Written exercise:
Switch every "button" to "control" in the entries below and write them out again with nothing else changed. Leave out the pictures.

Task material:
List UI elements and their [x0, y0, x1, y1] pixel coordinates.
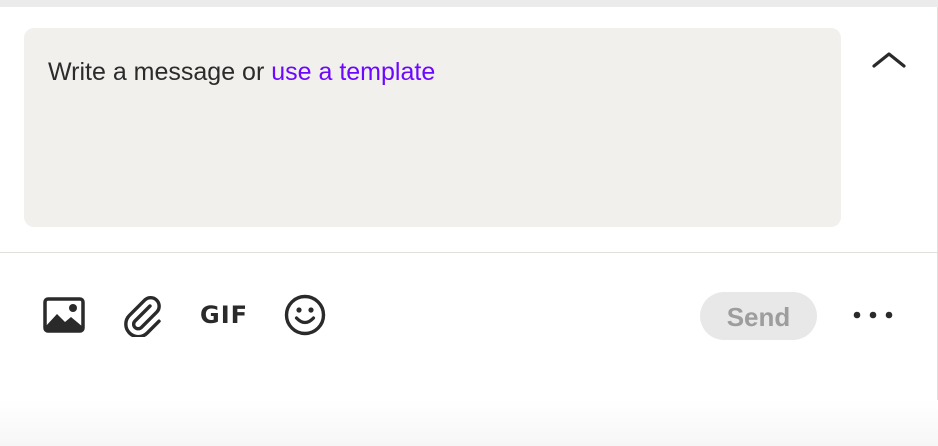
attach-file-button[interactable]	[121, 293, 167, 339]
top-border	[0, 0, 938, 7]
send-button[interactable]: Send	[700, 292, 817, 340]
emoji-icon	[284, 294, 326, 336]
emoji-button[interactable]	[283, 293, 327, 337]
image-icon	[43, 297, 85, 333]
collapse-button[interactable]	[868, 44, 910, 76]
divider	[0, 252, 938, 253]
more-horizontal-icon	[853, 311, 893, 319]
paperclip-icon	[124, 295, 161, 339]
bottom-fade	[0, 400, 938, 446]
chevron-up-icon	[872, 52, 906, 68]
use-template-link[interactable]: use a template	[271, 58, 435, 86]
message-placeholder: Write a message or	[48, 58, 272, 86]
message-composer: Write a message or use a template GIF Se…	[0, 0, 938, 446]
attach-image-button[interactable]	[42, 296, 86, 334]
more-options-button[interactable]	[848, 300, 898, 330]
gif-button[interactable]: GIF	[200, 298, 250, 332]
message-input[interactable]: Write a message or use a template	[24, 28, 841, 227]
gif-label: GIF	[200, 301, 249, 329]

Exercise response:
List UI elements and their [x0, y0, x1, y1] pixel coordinates.
attach-file-control[interactable]	[121, 293, 167, 339]
top-border	[0, 0, 938, 7]
send-control[interactable]: Send	[700, 292, 817, 340]
emoji-icon	[284, 294, 326, 336]
emoji-control[interactable]	[283, 293, 327, 337]
image-icon	[43, 297, 85, 333]
collapse-control[interactable]	[868, 44, 910, 76]
divider	[0, 252, 938, 253]
more-horizontal-icon	[853, 311, 893, 319]
paperclip-icon	[124, 295, 161, 339]
bottom-fade	[0, 400, 938, 446]
chevron-up-icon	[872, 52, 906, 68]
use-template-link[interactable]: use a template	[271, 58, 435, 86]
message-placeholder: Write a message or	[48, 58, 272, 86]
message-composer: Write a message or use a template GIF Se…	[0, 0, 938, 446]
attach-image-control[interactable]	[42, 296, 86, 334]
more-options-control[interactable]	[848, 300, 898, 330]
gif-control[interactable]: GIF	[200, 298, 250, 332]
message-input[interactable]: Write a message or use a template	[24, 28, 841, 227]
gif-label: GIF	[200, 301, 249, 329]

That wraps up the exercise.